Information provided:

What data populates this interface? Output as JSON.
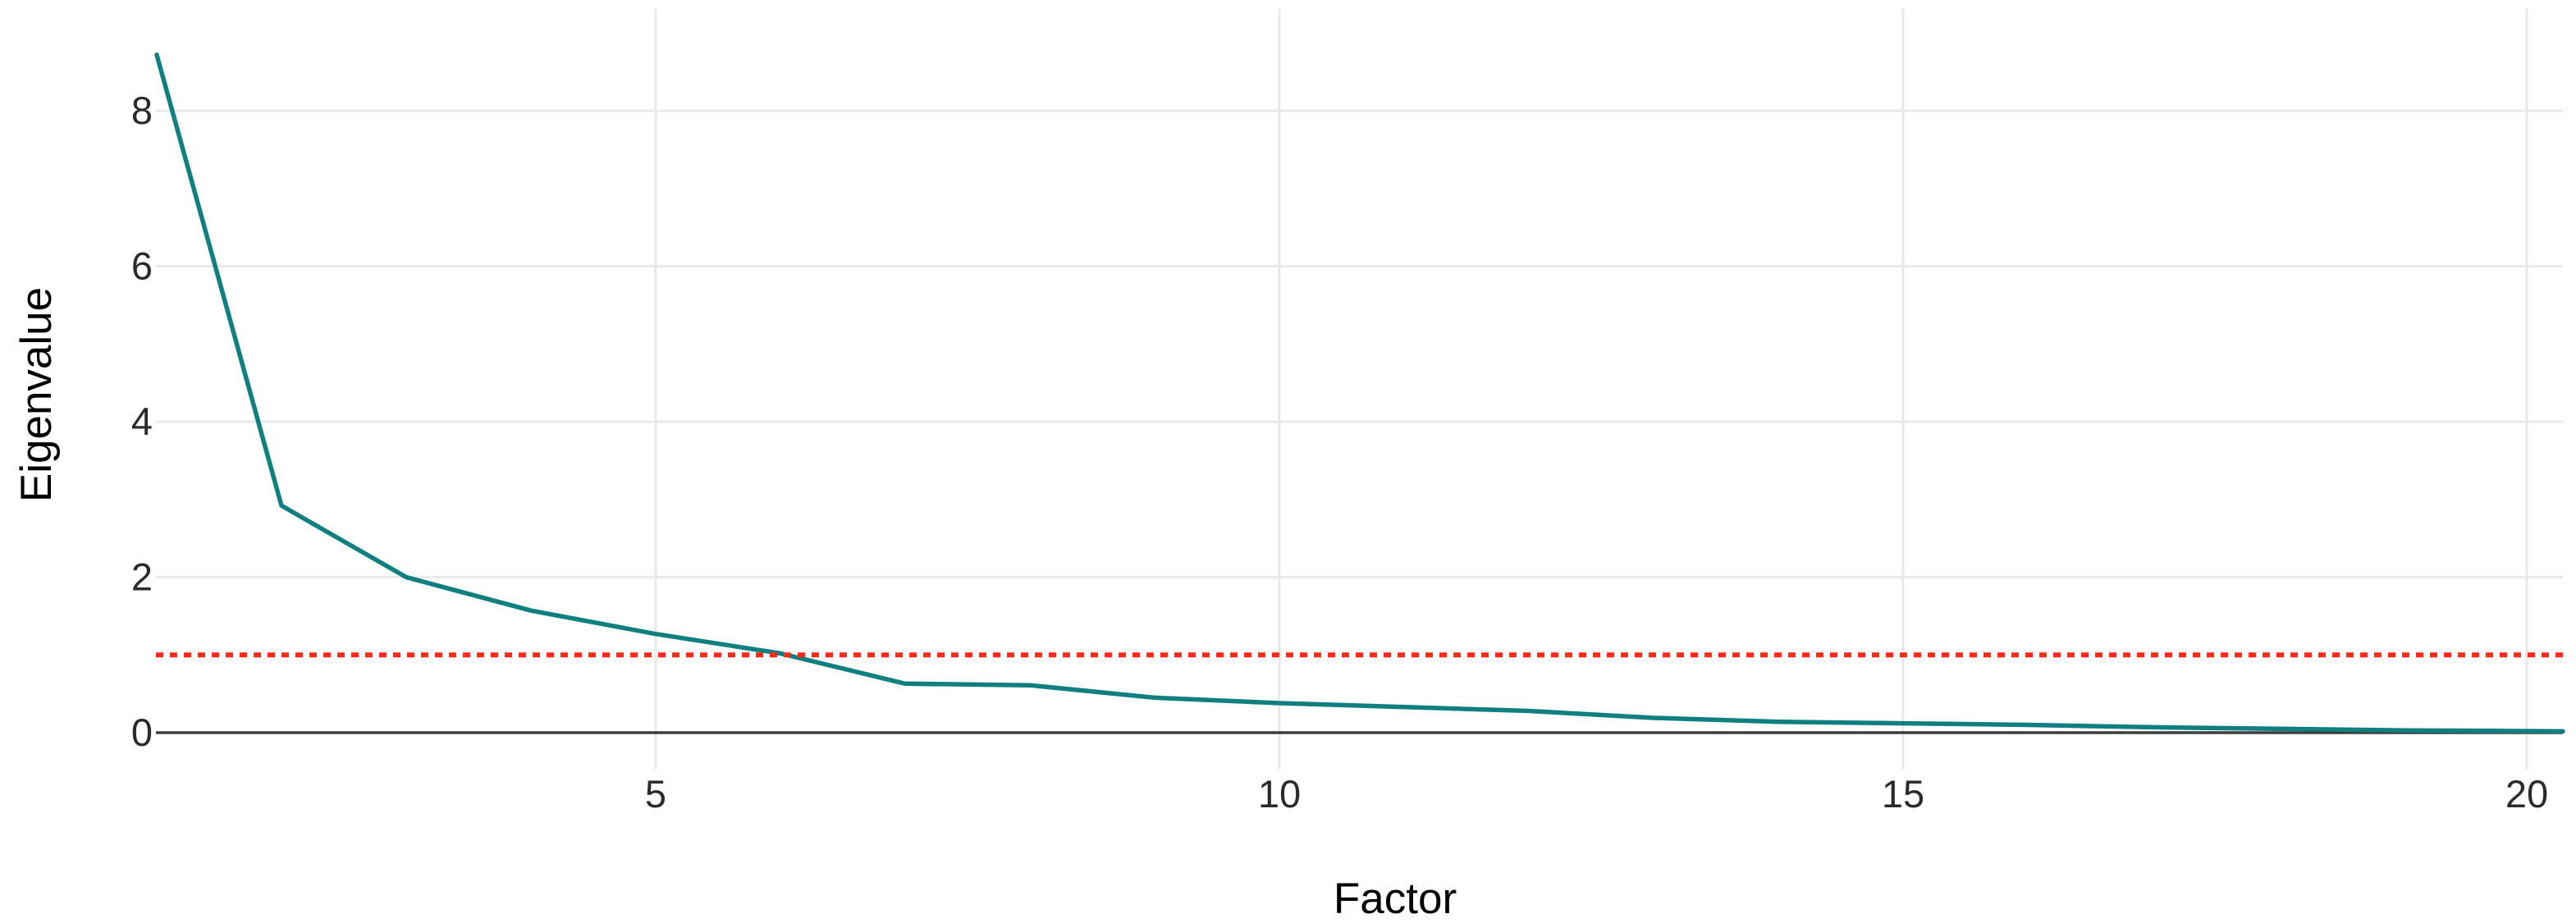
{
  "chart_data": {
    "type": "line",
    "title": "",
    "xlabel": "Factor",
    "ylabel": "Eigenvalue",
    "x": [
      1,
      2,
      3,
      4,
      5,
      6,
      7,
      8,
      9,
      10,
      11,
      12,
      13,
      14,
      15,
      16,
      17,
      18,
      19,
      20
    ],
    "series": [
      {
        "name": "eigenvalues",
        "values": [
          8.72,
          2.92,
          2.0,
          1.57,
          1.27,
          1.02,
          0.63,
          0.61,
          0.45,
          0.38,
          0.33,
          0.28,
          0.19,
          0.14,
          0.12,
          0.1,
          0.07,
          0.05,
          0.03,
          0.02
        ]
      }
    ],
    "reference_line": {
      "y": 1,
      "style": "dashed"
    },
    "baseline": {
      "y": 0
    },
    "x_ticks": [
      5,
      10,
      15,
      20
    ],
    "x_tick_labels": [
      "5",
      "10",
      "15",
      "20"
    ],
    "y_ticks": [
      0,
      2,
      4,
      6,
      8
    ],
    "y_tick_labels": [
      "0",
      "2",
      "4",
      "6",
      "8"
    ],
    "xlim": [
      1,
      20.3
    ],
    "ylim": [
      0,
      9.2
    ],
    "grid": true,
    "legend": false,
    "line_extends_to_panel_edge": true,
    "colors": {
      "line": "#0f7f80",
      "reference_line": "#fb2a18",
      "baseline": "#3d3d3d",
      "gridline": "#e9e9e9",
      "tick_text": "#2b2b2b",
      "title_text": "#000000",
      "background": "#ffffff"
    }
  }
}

---

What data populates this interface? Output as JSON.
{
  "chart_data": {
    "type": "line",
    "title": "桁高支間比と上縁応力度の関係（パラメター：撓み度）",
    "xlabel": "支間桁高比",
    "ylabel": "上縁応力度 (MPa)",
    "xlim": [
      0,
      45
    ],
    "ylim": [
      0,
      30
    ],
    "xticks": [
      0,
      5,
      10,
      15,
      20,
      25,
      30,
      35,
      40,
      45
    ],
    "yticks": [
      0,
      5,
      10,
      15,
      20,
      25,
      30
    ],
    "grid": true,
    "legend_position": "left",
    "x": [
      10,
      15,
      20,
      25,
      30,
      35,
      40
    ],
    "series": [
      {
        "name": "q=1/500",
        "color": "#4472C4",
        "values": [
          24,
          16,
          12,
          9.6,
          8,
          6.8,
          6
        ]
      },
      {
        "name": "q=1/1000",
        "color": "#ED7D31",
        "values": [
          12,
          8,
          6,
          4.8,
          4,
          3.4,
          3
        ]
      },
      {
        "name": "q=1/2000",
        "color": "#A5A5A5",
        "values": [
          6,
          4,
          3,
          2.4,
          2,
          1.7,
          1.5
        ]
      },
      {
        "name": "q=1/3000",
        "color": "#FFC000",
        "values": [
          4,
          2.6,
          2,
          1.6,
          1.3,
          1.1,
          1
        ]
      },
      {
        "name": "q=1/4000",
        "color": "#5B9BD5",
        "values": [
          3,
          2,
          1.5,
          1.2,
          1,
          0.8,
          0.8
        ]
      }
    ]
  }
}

What needs to be done:
Pull every line containing "name" from the data.

Solution for this exercise:
        "name": "eigenvalues",
        "name": "q=1/500",
        "name": "q=1/1000",
        "name": "q=1/2000",
        "name": "q=1/3000",
        "name": "q=1/4000",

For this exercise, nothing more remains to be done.